— start of Supplied records —

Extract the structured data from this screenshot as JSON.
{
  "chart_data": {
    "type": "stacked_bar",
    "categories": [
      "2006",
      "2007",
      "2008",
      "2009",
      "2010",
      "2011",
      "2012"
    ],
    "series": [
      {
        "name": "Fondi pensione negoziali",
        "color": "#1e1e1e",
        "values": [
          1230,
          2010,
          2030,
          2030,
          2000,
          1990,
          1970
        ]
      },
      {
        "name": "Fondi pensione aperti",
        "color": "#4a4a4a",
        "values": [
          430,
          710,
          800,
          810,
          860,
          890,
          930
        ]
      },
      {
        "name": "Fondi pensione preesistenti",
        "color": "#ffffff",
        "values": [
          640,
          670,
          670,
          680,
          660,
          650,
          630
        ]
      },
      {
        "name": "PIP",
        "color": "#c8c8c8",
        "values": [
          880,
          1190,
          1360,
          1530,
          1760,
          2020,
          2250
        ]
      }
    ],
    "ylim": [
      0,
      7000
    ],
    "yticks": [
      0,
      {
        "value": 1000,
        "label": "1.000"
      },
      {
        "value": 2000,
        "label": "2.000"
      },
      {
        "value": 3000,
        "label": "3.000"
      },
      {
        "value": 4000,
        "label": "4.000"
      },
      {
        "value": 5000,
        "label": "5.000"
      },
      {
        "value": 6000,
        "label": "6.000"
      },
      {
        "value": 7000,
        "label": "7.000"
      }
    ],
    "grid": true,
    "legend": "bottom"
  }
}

— end of Supplied records —

Your task: Print the records above in full, exactly.

Task answer:
Extract the structured data from this screenshot as JSON.
{
  "chart_data": {
    "type": "stacked_bar",
    "categories": [
      "2006",
      "2007",
      "2008",
      "2009",
      "2010",
      "2011",
      "2012"
    ],
    "series": [
      {
        "name": "Fondi pensione negoziali",
        "color": "#1e1e1e",
        "values": [
          1230,
          2010,
          2030,
          2030,
          2000,
          1990,
          1970
        ]
      },
      {
        "name": "Fondi pensione aperti",
        "color": "#4a4a4a",
        "values": [
          430,
          710,
          800,
          810,
          860,
          890,
          930
        ]
      },
      {
        "name": "Fondi pensione preesistenti",
        "color": "#ffffff",
        "values": [
          640,
          670,
          670,
          680,
          660,
          650,
          630
        ]
      },
      {
        "name": "PIP",
        "color": "#c8c8c8",
        "values": [
          880,
          1190,
          1360,
          1530,
          1760,
          2020,
          2250
        ]
      }
    ],
    "ylim": [
      0,
      7000
    ],
    "yticks": [
      0,
      {
        "value": 1000,
        "label": "1.000"
      },
      {
        "value": 2000,
        "label": "2.000"
      },
      {
        "value": 3000,
        "label": "3.000"
      },
      {
        "value": 4000,
        "label": "4.000"
      },
      {
        "value": 5000,
        "label": "5.000"
      },
      {
        "value": 6000,
        "label": "6.000"
      },
      {
        "value": 7000,
        "label": "7.000"
      }
    ],
    "grid": true,
    "legend": "bottom"
  }
}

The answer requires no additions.